Task statement » Count every line of these entries that holds the word "stopped", and reply with the number only.

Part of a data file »
◆ ◆ ◆ ◆ ◆ ◆ ◆

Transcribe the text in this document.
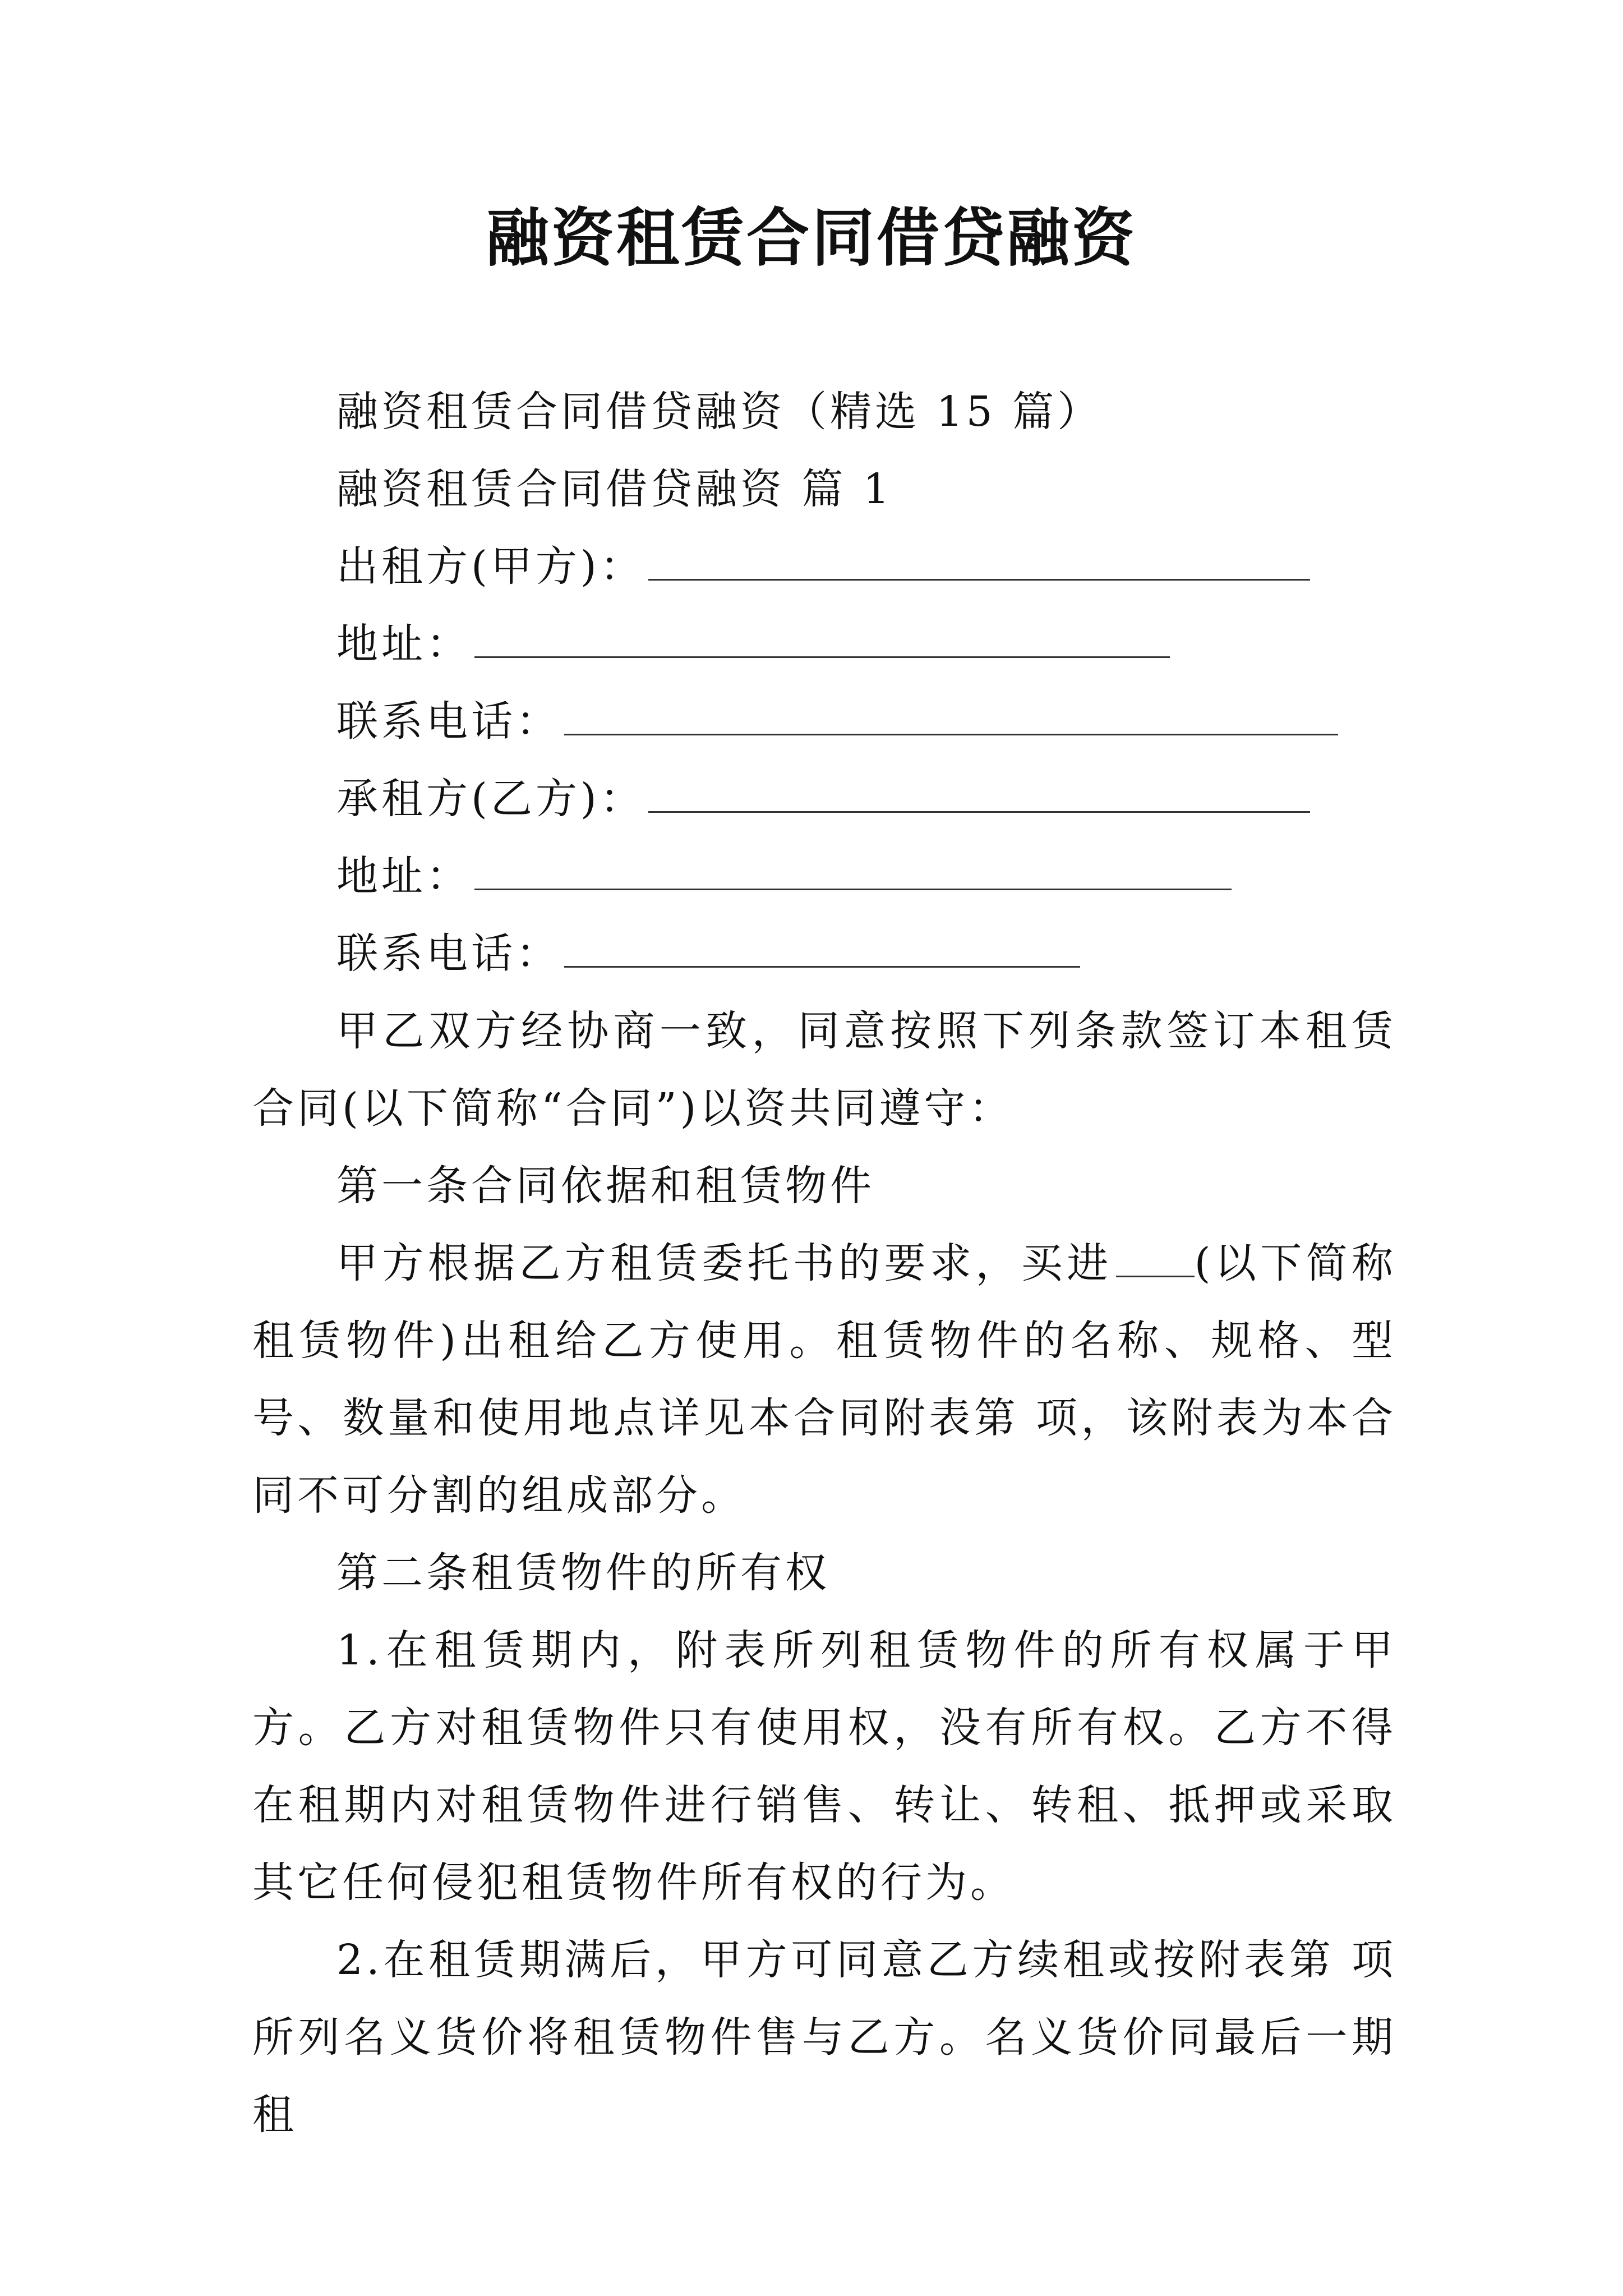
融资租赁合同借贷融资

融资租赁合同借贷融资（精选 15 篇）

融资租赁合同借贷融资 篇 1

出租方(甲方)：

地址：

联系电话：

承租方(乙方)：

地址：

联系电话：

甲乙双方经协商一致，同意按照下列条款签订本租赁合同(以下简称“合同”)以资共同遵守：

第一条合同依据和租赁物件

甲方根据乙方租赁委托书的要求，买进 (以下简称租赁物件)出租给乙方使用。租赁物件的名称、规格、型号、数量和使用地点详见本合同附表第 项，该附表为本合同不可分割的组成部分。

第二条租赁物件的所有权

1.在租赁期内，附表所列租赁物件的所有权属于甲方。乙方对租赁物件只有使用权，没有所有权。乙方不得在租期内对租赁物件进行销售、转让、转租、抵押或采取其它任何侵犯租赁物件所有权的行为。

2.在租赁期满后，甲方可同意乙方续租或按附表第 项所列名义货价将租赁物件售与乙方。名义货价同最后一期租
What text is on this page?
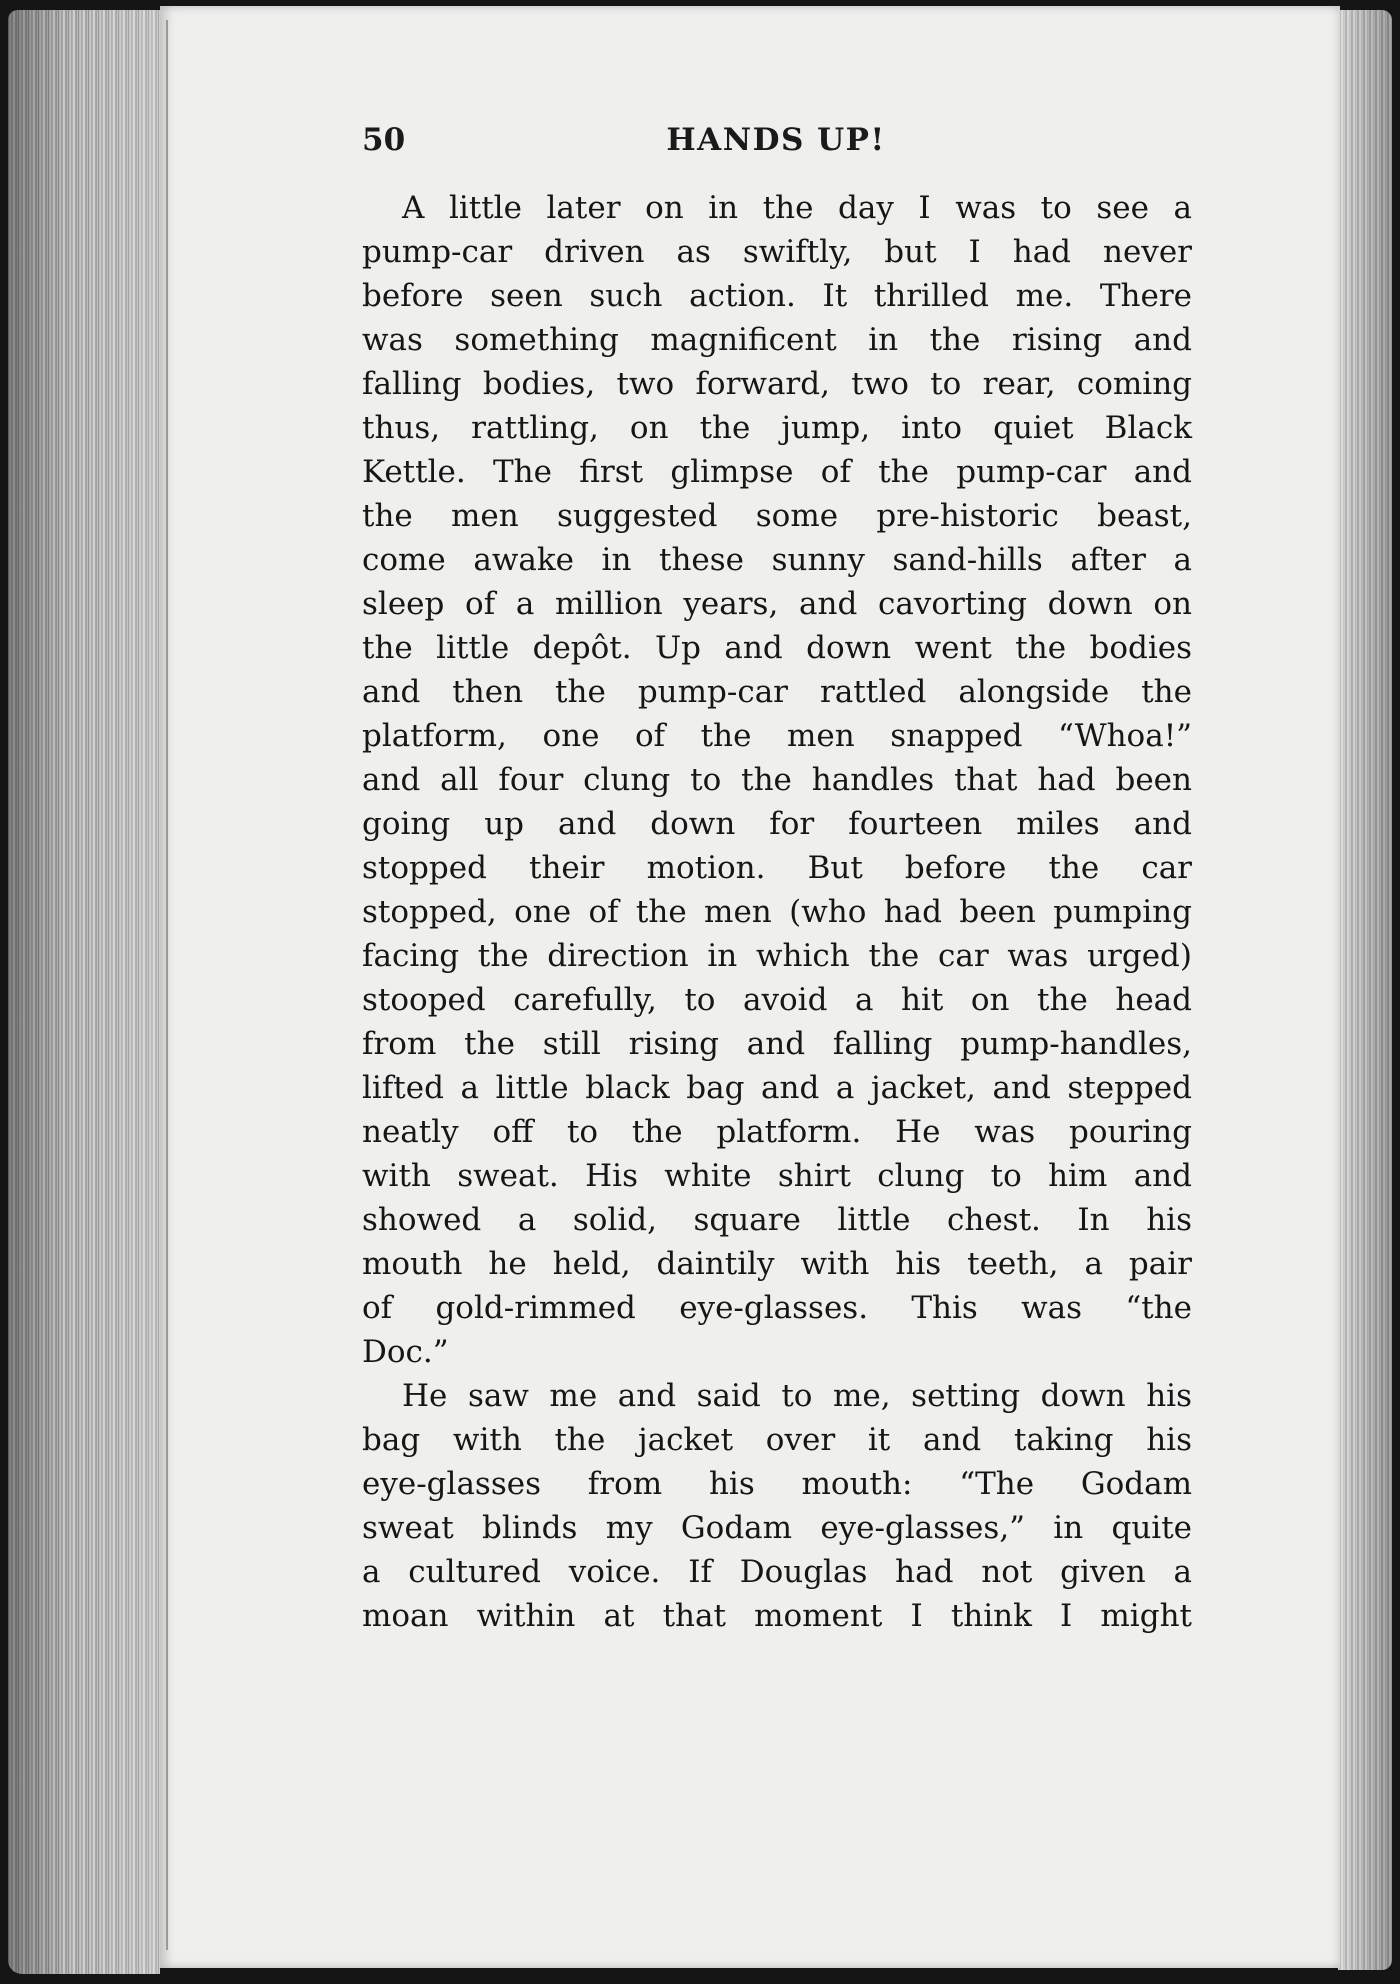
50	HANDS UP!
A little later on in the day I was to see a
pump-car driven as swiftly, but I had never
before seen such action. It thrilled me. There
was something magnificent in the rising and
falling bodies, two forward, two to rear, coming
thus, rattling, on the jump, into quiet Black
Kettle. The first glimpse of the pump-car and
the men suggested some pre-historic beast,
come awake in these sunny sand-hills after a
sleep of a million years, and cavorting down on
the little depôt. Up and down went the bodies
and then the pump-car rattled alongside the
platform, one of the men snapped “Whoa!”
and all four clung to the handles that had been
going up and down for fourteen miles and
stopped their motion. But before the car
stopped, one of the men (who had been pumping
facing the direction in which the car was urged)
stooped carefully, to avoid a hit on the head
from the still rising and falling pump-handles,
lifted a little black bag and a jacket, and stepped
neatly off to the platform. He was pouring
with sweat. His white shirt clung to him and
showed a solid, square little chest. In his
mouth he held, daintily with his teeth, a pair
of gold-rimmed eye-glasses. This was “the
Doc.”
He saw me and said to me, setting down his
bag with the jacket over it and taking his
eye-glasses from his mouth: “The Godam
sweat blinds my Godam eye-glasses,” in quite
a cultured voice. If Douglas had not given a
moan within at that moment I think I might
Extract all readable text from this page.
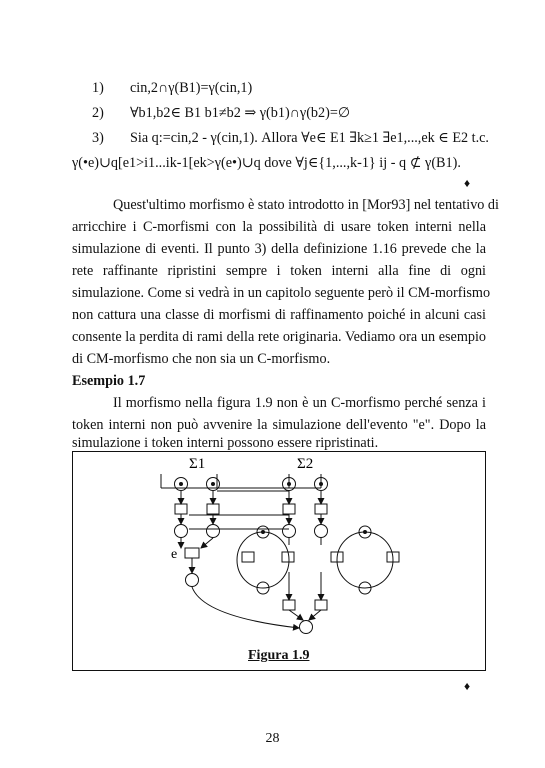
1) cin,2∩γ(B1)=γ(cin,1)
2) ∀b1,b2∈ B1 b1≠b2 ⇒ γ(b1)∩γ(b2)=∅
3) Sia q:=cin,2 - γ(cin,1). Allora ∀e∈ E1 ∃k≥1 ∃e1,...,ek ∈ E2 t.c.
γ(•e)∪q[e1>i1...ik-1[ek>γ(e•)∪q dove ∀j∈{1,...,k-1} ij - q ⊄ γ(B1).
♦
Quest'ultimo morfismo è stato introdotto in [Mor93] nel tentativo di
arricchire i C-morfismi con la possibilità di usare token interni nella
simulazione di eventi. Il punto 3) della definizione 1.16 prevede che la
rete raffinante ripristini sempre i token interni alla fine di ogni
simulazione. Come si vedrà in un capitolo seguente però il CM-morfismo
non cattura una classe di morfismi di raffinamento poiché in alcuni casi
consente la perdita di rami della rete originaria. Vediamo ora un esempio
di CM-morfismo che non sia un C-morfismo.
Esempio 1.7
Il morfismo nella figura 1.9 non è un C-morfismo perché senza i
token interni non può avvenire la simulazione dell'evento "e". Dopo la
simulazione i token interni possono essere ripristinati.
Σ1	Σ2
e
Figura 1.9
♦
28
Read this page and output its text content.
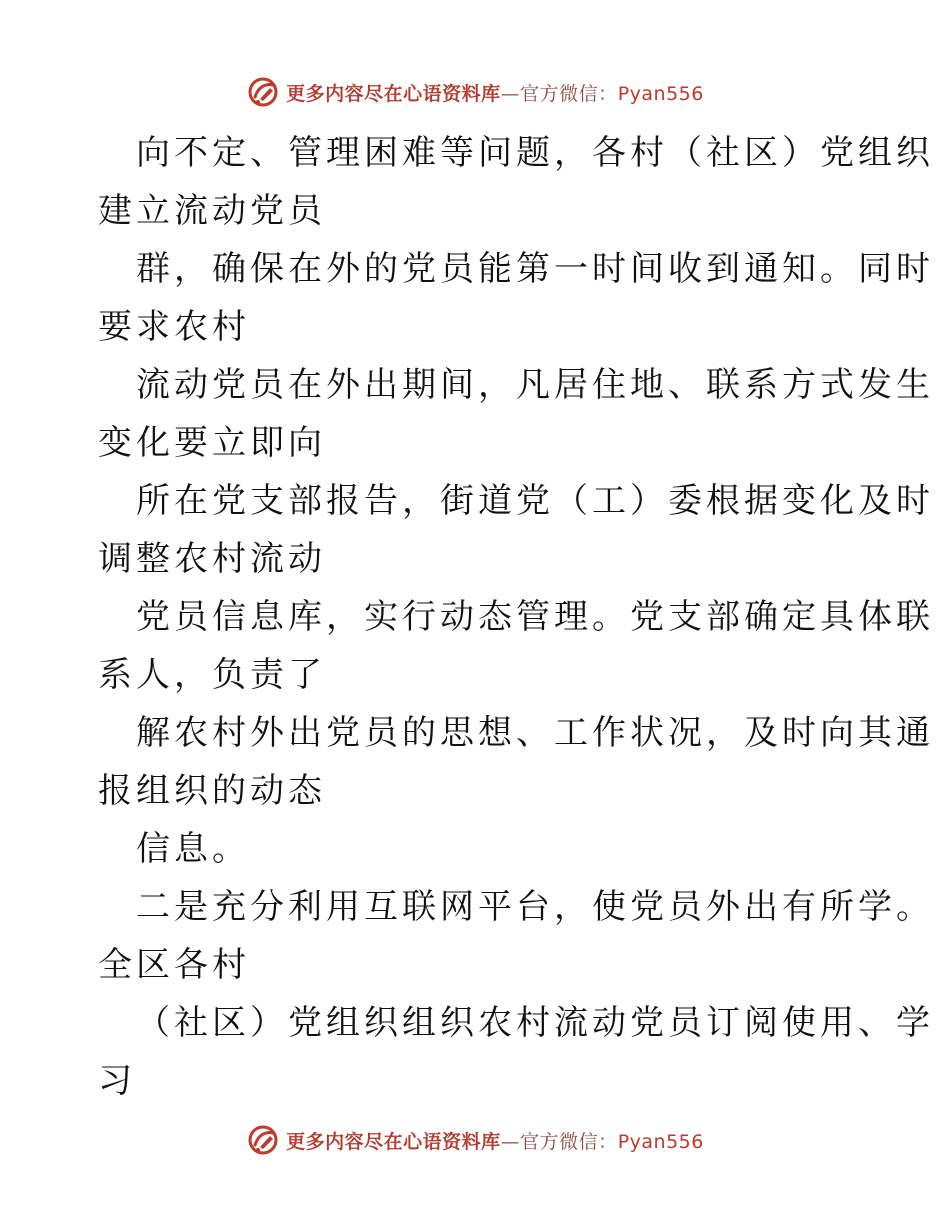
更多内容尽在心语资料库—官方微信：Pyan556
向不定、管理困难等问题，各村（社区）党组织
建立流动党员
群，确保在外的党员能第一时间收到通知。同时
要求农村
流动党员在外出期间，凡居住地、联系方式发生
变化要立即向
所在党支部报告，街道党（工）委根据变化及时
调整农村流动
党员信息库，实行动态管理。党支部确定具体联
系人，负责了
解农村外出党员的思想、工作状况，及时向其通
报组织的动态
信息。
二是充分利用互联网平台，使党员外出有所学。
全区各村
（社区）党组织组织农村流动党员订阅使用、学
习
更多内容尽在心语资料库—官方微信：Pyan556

◆ ◆ ◆ ◆ ◆ ◆ ◆

Task solution » 2